* **Problem**:
Copy out all the lines in the records that include the word "TetherUS".
— START Working data —
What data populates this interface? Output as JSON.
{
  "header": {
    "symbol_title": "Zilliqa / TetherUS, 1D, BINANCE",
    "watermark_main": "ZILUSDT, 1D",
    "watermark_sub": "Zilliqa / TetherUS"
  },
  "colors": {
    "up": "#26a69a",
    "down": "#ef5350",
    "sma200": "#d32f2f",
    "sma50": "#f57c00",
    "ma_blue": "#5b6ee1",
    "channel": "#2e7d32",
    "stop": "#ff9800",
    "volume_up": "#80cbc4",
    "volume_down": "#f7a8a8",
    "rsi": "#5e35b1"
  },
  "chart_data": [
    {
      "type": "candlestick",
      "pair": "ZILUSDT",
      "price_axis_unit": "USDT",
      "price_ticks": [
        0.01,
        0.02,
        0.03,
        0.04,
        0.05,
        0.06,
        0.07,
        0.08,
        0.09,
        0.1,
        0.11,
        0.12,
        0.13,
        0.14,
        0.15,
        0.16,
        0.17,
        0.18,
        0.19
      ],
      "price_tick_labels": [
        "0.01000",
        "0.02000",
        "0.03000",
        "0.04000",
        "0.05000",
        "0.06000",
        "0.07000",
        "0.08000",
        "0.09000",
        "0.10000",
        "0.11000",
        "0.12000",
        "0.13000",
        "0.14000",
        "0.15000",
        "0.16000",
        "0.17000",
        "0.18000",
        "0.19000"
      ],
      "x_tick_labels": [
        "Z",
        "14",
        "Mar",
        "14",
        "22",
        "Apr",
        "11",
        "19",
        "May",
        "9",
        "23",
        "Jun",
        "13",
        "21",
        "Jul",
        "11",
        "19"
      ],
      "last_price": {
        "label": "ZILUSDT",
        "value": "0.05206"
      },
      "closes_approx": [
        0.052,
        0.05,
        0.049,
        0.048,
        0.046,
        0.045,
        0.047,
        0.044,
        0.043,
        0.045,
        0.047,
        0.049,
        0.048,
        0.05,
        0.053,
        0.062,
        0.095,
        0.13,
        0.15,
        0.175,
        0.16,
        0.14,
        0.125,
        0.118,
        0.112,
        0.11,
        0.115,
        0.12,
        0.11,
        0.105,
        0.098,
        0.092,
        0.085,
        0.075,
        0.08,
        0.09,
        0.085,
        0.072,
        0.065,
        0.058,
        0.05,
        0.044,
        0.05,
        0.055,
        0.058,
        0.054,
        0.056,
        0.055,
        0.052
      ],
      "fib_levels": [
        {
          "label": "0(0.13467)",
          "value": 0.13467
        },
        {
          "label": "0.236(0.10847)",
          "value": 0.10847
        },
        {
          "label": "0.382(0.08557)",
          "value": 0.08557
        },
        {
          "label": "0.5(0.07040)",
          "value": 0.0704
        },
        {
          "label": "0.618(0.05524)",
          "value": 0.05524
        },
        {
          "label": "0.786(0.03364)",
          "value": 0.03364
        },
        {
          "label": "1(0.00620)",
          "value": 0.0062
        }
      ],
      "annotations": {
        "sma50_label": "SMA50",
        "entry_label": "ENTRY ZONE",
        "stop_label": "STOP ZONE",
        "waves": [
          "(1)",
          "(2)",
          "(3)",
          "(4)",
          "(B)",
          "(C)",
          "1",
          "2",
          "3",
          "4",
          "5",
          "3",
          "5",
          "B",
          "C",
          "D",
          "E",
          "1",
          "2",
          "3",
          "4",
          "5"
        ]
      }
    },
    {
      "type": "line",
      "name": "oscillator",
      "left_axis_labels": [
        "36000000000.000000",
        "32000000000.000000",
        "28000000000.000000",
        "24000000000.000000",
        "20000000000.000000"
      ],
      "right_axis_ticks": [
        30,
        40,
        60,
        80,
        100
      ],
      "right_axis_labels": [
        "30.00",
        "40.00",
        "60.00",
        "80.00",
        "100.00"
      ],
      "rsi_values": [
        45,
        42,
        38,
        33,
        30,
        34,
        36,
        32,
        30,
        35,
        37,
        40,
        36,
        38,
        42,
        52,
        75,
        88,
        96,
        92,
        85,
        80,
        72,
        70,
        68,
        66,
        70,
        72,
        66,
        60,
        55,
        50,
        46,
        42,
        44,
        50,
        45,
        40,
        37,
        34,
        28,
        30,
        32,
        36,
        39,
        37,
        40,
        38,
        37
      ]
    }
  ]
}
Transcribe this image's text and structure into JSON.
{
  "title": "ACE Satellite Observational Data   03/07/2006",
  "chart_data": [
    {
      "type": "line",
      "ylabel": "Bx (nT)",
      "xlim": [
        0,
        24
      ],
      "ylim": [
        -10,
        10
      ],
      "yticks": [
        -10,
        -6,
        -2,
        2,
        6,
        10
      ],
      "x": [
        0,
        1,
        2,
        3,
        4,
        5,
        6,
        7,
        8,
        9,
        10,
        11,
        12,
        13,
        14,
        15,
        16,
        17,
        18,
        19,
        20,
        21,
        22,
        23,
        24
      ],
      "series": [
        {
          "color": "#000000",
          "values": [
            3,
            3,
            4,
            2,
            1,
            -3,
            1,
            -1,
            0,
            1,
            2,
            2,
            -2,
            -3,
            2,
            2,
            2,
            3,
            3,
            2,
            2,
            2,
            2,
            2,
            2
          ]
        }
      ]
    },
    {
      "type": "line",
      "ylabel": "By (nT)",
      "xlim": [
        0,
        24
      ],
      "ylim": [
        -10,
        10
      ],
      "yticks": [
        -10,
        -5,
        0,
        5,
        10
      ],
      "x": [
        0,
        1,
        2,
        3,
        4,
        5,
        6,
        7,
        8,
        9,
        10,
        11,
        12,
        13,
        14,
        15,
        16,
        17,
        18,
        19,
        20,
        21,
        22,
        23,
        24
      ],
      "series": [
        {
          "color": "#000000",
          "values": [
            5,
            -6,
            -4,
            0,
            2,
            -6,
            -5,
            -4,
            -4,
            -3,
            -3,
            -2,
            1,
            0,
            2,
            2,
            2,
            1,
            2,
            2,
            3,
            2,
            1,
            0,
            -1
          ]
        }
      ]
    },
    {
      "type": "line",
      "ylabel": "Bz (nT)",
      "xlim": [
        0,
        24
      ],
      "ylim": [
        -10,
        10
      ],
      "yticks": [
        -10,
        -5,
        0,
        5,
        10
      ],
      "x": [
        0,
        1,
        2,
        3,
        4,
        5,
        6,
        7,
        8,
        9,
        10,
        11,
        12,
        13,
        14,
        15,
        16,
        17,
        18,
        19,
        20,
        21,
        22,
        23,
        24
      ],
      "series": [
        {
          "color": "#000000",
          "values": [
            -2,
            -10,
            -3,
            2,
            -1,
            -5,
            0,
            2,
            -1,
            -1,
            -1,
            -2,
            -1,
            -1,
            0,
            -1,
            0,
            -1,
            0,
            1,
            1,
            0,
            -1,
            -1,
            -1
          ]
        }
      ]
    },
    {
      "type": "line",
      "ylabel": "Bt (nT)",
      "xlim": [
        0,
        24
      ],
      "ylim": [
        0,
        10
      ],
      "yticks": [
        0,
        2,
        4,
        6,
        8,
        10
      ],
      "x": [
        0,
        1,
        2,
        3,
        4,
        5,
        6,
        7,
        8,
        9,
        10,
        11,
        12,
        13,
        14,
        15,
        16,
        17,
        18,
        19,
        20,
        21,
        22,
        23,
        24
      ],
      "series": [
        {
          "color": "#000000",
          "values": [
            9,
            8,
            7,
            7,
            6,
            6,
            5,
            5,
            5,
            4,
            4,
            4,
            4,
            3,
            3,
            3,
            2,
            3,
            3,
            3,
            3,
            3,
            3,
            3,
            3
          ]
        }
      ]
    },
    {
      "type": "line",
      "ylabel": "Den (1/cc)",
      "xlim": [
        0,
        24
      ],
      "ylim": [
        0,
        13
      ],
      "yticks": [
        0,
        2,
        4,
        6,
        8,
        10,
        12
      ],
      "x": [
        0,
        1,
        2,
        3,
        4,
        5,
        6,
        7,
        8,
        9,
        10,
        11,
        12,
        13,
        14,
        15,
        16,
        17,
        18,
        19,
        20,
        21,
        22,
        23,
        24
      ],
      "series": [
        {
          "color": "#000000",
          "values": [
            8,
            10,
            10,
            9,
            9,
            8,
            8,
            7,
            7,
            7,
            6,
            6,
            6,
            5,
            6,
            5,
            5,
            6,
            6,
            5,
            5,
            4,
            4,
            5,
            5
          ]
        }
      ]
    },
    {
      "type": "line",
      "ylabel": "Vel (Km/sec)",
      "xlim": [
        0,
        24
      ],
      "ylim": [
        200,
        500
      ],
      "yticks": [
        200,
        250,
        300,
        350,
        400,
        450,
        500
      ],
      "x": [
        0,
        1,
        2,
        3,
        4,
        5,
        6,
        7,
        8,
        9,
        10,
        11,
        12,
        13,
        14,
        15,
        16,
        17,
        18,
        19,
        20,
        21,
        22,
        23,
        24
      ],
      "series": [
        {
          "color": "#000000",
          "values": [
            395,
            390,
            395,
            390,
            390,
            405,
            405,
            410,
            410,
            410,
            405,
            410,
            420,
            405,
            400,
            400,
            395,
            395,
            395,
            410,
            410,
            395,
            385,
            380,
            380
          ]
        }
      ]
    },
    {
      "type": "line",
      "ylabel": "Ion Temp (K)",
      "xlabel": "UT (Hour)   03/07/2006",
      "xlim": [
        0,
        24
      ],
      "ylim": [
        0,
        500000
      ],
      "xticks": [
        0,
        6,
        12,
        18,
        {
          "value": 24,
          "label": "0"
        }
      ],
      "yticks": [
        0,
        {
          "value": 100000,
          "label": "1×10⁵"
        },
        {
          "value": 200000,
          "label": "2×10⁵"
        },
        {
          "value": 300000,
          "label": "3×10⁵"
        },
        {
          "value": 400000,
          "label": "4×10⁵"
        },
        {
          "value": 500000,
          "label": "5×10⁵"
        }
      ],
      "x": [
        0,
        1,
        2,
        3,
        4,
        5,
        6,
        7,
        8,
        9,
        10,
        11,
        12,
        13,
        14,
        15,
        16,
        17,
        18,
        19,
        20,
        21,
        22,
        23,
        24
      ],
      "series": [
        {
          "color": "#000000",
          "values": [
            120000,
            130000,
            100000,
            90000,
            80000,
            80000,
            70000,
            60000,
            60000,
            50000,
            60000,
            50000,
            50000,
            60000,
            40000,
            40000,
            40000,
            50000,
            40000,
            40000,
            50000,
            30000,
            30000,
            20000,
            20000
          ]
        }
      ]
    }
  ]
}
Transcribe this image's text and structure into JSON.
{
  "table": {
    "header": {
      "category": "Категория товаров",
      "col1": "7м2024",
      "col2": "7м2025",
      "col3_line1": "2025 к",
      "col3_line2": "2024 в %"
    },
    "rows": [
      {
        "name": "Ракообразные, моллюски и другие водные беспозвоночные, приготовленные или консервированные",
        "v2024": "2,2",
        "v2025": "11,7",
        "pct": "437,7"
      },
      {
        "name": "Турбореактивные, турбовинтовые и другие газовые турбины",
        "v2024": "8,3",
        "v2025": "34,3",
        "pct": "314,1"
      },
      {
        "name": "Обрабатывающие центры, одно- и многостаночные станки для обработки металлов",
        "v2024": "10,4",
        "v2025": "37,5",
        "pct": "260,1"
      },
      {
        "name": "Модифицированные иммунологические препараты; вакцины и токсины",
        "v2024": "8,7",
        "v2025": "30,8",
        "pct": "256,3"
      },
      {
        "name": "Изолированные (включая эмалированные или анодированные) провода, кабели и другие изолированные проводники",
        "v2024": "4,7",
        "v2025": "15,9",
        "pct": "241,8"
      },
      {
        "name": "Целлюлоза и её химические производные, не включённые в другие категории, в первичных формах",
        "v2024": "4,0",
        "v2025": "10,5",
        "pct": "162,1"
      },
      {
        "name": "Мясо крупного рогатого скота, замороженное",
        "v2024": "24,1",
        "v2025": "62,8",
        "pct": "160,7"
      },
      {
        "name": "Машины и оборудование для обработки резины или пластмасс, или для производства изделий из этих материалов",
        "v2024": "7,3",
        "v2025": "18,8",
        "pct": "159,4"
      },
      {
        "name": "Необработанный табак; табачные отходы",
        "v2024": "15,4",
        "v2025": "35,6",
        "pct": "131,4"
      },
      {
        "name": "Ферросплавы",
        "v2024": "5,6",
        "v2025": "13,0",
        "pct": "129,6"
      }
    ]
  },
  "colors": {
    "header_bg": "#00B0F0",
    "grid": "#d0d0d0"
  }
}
— END Working data —
* **Answer**:
    "symbol_title": "Zilliqa / TetherUS, 1D, BINANCE",
    "watermark_sub": "Zilliqa / TetherUS"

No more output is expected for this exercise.